§ **TASK STATEMENT**:
Reproduce the whole listing, character for character.

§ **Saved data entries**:
━━━━━━━━━━━━━━━━━━━━

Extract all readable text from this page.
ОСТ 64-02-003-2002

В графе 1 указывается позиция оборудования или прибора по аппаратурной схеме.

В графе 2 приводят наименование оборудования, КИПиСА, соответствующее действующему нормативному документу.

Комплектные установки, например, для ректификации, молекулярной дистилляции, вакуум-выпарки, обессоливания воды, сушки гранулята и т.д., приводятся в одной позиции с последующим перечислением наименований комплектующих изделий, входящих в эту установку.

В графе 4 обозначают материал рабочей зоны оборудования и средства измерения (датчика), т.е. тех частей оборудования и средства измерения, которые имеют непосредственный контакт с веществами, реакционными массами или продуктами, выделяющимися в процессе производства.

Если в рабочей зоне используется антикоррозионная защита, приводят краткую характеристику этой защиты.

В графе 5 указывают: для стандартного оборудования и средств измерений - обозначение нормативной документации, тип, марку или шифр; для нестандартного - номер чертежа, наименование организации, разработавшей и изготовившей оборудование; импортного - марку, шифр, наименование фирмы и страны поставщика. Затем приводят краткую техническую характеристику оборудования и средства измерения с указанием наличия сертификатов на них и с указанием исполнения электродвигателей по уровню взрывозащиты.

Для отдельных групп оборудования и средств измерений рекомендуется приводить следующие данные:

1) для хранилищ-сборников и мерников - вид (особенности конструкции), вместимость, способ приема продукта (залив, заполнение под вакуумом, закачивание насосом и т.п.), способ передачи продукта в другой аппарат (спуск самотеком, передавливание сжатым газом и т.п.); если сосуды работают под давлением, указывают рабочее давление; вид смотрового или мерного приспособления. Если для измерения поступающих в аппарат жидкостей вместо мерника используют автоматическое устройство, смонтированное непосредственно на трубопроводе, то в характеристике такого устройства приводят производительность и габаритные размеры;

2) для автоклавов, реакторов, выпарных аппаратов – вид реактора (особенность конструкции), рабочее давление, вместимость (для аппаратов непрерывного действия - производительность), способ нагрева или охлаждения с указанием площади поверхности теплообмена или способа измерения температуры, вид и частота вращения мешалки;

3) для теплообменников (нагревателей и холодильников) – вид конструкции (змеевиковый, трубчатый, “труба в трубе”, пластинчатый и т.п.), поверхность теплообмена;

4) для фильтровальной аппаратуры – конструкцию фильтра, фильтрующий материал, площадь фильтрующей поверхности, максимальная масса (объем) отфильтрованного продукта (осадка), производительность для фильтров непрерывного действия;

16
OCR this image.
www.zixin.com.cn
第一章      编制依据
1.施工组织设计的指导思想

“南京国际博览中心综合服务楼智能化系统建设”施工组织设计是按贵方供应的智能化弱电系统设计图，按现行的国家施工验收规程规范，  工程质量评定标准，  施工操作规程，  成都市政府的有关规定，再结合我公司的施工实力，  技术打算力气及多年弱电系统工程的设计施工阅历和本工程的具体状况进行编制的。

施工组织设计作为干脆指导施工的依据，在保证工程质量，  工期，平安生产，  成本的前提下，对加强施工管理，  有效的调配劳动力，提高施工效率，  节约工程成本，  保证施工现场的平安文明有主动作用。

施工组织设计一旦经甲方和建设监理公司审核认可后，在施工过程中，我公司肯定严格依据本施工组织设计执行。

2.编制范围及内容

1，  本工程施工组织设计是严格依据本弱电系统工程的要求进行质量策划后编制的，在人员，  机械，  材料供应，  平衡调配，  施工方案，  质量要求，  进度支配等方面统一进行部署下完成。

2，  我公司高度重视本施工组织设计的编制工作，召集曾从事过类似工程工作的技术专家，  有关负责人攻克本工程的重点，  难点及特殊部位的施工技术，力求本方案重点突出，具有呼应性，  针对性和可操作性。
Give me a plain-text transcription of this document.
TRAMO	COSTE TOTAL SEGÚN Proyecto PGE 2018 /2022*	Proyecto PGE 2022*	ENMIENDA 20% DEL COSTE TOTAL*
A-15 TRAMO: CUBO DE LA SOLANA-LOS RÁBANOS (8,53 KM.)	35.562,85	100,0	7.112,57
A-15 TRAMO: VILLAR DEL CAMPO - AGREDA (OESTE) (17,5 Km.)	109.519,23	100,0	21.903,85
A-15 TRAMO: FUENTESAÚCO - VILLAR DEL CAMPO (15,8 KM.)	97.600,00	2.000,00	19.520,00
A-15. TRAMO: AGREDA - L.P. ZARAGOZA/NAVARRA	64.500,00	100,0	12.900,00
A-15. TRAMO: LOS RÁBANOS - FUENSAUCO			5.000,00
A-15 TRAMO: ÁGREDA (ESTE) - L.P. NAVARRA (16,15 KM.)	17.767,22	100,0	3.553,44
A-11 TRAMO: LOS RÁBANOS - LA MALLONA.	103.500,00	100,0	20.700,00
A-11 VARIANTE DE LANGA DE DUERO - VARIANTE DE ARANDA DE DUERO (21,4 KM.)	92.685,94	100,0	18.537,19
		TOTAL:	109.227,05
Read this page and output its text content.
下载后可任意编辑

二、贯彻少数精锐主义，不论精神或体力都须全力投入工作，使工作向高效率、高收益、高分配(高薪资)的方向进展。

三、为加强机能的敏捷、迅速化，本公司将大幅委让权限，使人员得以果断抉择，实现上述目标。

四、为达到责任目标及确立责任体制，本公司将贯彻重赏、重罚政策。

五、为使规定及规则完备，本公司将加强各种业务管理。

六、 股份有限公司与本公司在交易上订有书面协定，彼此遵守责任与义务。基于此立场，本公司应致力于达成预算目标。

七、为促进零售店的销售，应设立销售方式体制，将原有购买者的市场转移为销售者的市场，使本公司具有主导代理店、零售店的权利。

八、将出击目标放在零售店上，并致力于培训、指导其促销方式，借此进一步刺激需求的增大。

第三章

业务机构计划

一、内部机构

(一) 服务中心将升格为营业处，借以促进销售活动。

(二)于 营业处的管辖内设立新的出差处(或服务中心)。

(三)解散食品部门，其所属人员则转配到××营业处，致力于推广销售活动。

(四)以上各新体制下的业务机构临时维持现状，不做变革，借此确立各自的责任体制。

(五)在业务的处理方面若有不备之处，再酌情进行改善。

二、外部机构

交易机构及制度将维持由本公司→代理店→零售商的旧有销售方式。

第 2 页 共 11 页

━━━━━━━━━━━━━━━━━━━━

§ **FINISHED TASK**:
Extract all readable text from this page.
ОСТ 64-02-003-2002

В графе 1 указывается позиция оборудования или прибора по аппаратурной схеме.

В графе 2 приводят наименование оборудования, КИПиСА, соответствующее действующему нормативному документу.

Комплектные установки, например, для ректификации, молекулярной дистилляции, вакуум-выпарки, обессоливания воды, сушки гранулята и т.д., приводятся в одной позиции с последующим перечислением наименований комплектующих изделий, входящих в эту установку.

В графе 4 обозначают материал рабочей зоны оборудования и средства измерения (датчика), т.е. тех частей оборудования и средства измерения, которые имеют непосредственный контакт с веществами, реакционными массами или продуктами, выделяющимися в процессе производства.

Если в рабочей зоне используется антикоррозионная защита, приводят краткую характеристику этой защиты.

В графе 5 указывают: для стандартного оборудования и средств измерений - обозначение нормативной документации, тип, марку или шифр; для нестандартного - номер чертежа, наименование организации, разработавшей и изготовившей оборудование; импортного - марку, шифр, наименование фирмы и страны поставщика. Затем приводят краткую техническую характеристику оборудования и средства измерения с указанием наличия сертификатов на них и с указанием исполнения электродвигателей по уровню взрывозащиты.

Для отдельных групп оборудования и средств измерений рекомендуется приводить следующие данные:

1) для хранилищ-сборников и мерников - вид (особенности конструкции), вместимость, способ приема продукта (залив, заполнение под вакуумом, закачивание насосом и т.п.), способ передачи продукта в другой аппарат (спуск самотеком, передавливание сжатым газом и т.п.); если сосуды работают под давлением, указывают рабочее давление; вид смотрового или мерного приспособления. Если для измерения поступающих в аппарат жидкостей вместо мерника используют автоматическое устройство, смонтированное непосредственно на трубопроводе, то в характеристике такого устройства приводят производительность и габаритные размеры;

2) для автоклавов, реакторов, выпарных аппаратов – вид реактора (особенность конструкции), рабочее давление, вместимость (для аппаратов непрерывного действия - производительность), способ нагрева или охлаждения с указанием площади поверхности теплообмена или способа измерения температуры, вид и частота вращения мешалки;

3) для теплообменников (нагревателей и холодильников) – вид конструкции (змеевиковый, трубчатый, “труба в трубе”, пластинчатый и т.п.), поверхность теплообмена;

4) для фильтровальной аппаратуры – конструкцию фильтра, фильтрующий материал, площадь фильтрующей поверхности, максимальная масса (объем) отфильтрованного продукта (осадка), производительность для фильтров непрерывного действия;

16
OCR this image.
www.zixin.com.cn
第一章      编制依据
1.施工组织设计的指导思想

“南京国际博览中心综合服务楼智能化系统建设”施工组织设计是按贵方供应的智能化弱电系统设计图，按现行的国家施工验收规程规范，  工程质量评定标准，  施工操作规程，  成都市政府的有关规定，再结合我公司的施工实力，  技术打算力气及多年弱电系统工程的设计施工阅历和本工程的具体状况进行编制的。

施工组织设计作为干脆指导施工的依据，在保证工程质量，  工期，平安生产，  成本的前提下，对加强施工管理，  有效的调配劳动力，提高施工效率，  节约工程成本，  保证施工现场的平安文明有主动作用。

施工组织设计一旦经甲方和建设监理公司审核认可后，在施工过程中，我公司肯定严格依据本施工组织设计执行。

2.编制范围及内容

1，  本工程施工组织设计是严格依据本弱电系统工程的要求进行质量策划后编制的，在人员，  机械，  材料供应，  平衡调配，  施工方案，  质量要求，  进度支配等方面统一进行部署下完成。

2，  我公司高度重视本施工组织设计的编制工作，召集曾从事过类似工程工作的技术专家，  有关负责人攻克本工程的重点，  难点及特殊部位的施工技术，力求本方案重点突出，具有呼应性，  针对性和可操作性。
Give me a plain-text transcription of this document.
TRAMO	COSTE TOTAL SEGÚN Proyecto PGE 2018 /2022*	Proyecto PGE 2022*	ENMIENDA 20% DEL COSTE TOTAL*
A-15 TRAMO: CUBO DE LA SOLANA-LOS RÁBANOS (8,53 KM.)	35.562,85	100,0	7.112,57
A-15 TRAMO: VILLAR DEL CAMPO - AGREDA (OESTE) (17,5 Km.)	109.519,23	100,0	21.903,85
A-15 TRAMO: FUENTESAÚCO - VILLAR DEL CAMPO (15,8 KM.)	97.600,00	2.000,00	19.520,00
A-15. TRAMO: AGREDA - L.P. ZARAGOZA/NAVARRA	64.500,00	100,0	12.900,00
A-15. TRAMO: LOS RÁBANOS - FUENSAUCO			5.000,00
A-15 TRAMO: ÁGREDA (ESTE) - L.P. NAVARRA (16,15 KM.)	17.767,22	100,0	3.553,44
A-11 TRAMO: LOS RÁBANOS - LA MALLONA.	103.500,00	100,0	20.700,00
A-11 VARIANTE DE LANGA DE DUERO - VARIANTE DE ARANDA DE DUERO (21,4 KM.)	92.685,94	100,0	18.537,19
		TOTAL:	109.227,05
Read this page and output its text content.
下载后可任意编辑

二、贯彻少数精锐主义，不论精神或体力都须全力投入工作，使工作向高效率、高收益、高分配(高薪资)的方向进展。

三、为加强机能的敏捷、迅速化，本公司将大幅委让权限，使人员得以果断抉择，实现上述目标。

四、为达到责任目标及确立责任体制，本公司将贯彻重赏、重罚政策。

五、为使规定及规则完备，本公司将加强各种业务管理。

六、 股份有限公司与本公司在交易上订有书面协定，彼此遵守责任与义务。基于此立场，本公司应致力于达成预算目标。

七、为促进零售店的销售，应设立销售方式体制，将原有购买者的市场转移为销售者的市场，使本公司具有主导代理店、零售店的权利。

八、将出击目标放在零售店上，并致力于培训、指导其促销方式，借此进一步刺激需求的增大。

第三章

业务机构计划

一、内部机构

(一) 服务中心将升格为营业处，借以促进销售活动。

(二)于 营业处的管辖内设立新的出差处(或服务中心)。

(三)解散食品部门，其所属人员则转配到××营业处，致力于推广销售活动。

(四)以上各新体制下的业务机构临时维持现状，不做变革，借此确立各自的责任体制。

(五)在业务的处理方面若有不备之处，再酌情进行改善。

二、外部机构

交易机构及制度将维持由本公司→代理店→零售商的旧有销售方式。

第 2 页 共 11 页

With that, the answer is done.